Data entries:
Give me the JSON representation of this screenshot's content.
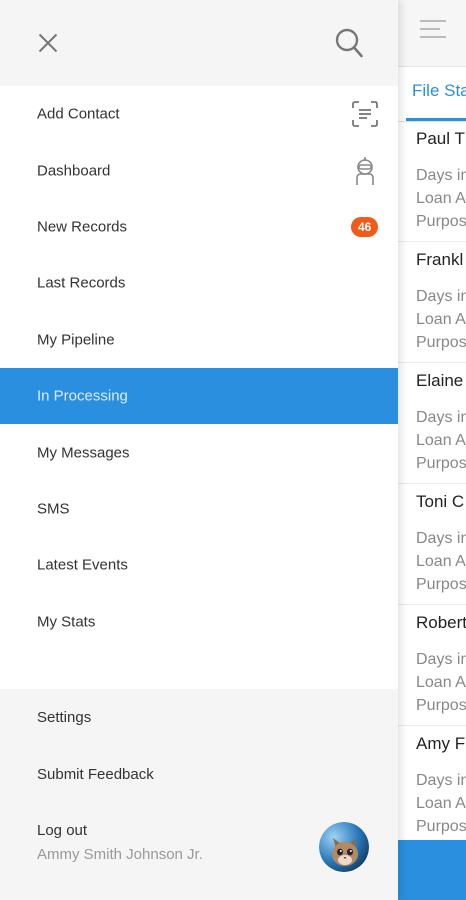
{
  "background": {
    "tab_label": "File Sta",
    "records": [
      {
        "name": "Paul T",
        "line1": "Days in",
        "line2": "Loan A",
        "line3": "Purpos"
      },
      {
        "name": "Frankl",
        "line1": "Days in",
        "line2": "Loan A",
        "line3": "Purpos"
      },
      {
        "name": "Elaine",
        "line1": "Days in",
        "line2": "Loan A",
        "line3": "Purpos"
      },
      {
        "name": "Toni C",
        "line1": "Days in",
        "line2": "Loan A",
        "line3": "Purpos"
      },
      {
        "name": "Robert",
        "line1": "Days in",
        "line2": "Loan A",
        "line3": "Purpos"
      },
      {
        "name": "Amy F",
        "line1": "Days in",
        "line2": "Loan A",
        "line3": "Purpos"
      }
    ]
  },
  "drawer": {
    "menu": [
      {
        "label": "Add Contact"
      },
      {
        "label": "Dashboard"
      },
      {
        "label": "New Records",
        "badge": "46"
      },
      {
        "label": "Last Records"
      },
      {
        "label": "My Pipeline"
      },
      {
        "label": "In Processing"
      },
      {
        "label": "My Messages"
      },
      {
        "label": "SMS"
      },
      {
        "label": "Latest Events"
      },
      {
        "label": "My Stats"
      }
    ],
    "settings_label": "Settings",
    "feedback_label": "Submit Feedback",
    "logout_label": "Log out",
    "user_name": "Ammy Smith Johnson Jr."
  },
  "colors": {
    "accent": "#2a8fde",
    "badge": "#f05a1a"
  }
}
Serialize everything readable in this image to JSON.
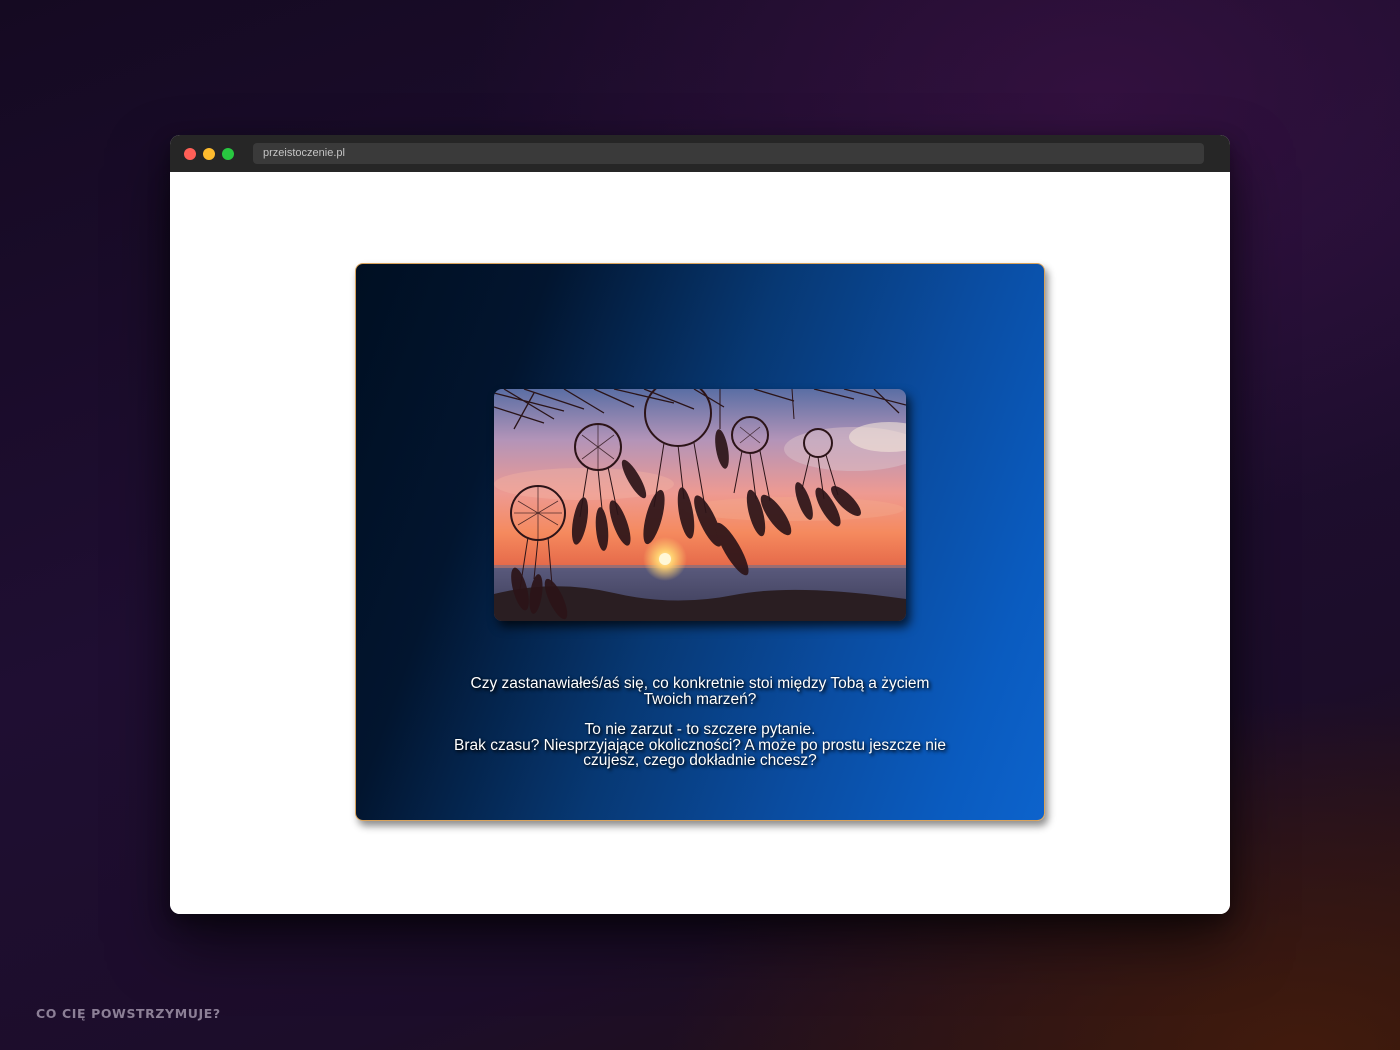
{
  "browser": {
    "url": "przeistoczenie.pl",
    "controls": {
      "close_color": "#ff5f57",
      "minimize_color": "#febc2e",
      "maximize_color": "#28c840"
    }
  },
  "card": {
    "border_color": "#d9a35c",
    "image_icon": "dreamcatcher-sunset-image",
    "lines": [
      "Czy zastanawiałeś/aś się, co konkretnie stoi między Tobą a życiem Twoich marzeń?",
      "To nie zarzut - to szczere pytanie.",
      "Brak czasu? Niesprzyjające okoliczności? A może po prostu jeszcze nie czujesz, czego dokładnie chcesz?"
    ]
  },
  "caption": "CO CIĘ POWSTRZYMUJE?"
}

* _CHALLENGE_
Will you set down the records word for word while leaving out every picture?

* _RESPONSE TO THIS TASK_
Give me the JSON representation of this screenshot's content.
{
  "background": {
    "tab_label": "File Sta",
    "records": [
      {
        "name": "Paul T",
        "line1": "Days in",
        "line2": "Loan A",
        "line3": "Purpos"
      },
      {
        "name": "Frankl",
        "line1": "Days in",
        "line2": "Loan A",
        "line3": "Purpos"
      },
      {
        "name": "Elaine",
        "line1": "Days in",
        "line2": "Loan A",
        "line3": "Purpos"
      },
      {
        "name": "Toni C",
        "line1": "Days in",
        "line2": "Loan A",
        "line3": "Purpos"
      },
      {
        "name": "Robert",
        "line1": "Days in",
        "line2": "Loan A",
        "line3": "Purpos"
      },
      {
        "name": "Amy F",
        "line1": "Days in",
        "line2": "Loan A",
        "line3": "Purpos"
      }
    ]
  },
  "drawer": {
    "menu": [
      {
        "label": "Add Contact"
      },
      {
        "label": "Dashboard"
      },
      {
        "label": "New Records",
        "badge": "46"
      },
      {
        "label": "Last Records"
      },
      {
        "label": "My Pipeline"
      },
      {
        "label": "In Processing"
      },
      {
        "label": "My Messages"
      },
      {
        "label": "SMS"
      },
      {
        "label": "Latest Events"
      },
      {
        "label": "My Stats"
      }
    ],
    "settings_label": "Settings",
    "feedback_label": "Submit Feedback",
    "logout_label": "Log out",
    "user_name": "Ammy Smith Johnson Jr."
  },
  "colors": {
    "accent": "#2a8fde",
    "badge": "#f05a1a"
  }
}
Serialize everything readable in this image to JSON.
{
  "browser": {
    "url": "przeistoczenie.pl",
    "controls": {
      "close_color": "#ff5f57",
      "minimize_color": "#febc2e",
      "maximize_color": "#28c840"
    }
  },
  "card": {
    "border_color": "#d9a35c",
    "image_icon": "dreamcatcher-sunset-image",
    "lines": [
      "Czy zastanawiałeś/aś się, co konkretnie stoi między Tobą a życiem Twoich marzeń?",
      "To nie zarzut - to szczere pytanie.",
      "Brak czasu? Niesprzyjające okoliczności? A może po prostu jeszcze nie czujesz, czego dokładnie chcesz?"
    ]
  },
  "caption": "CO CIĘ POWSTRZYMUJE?"
}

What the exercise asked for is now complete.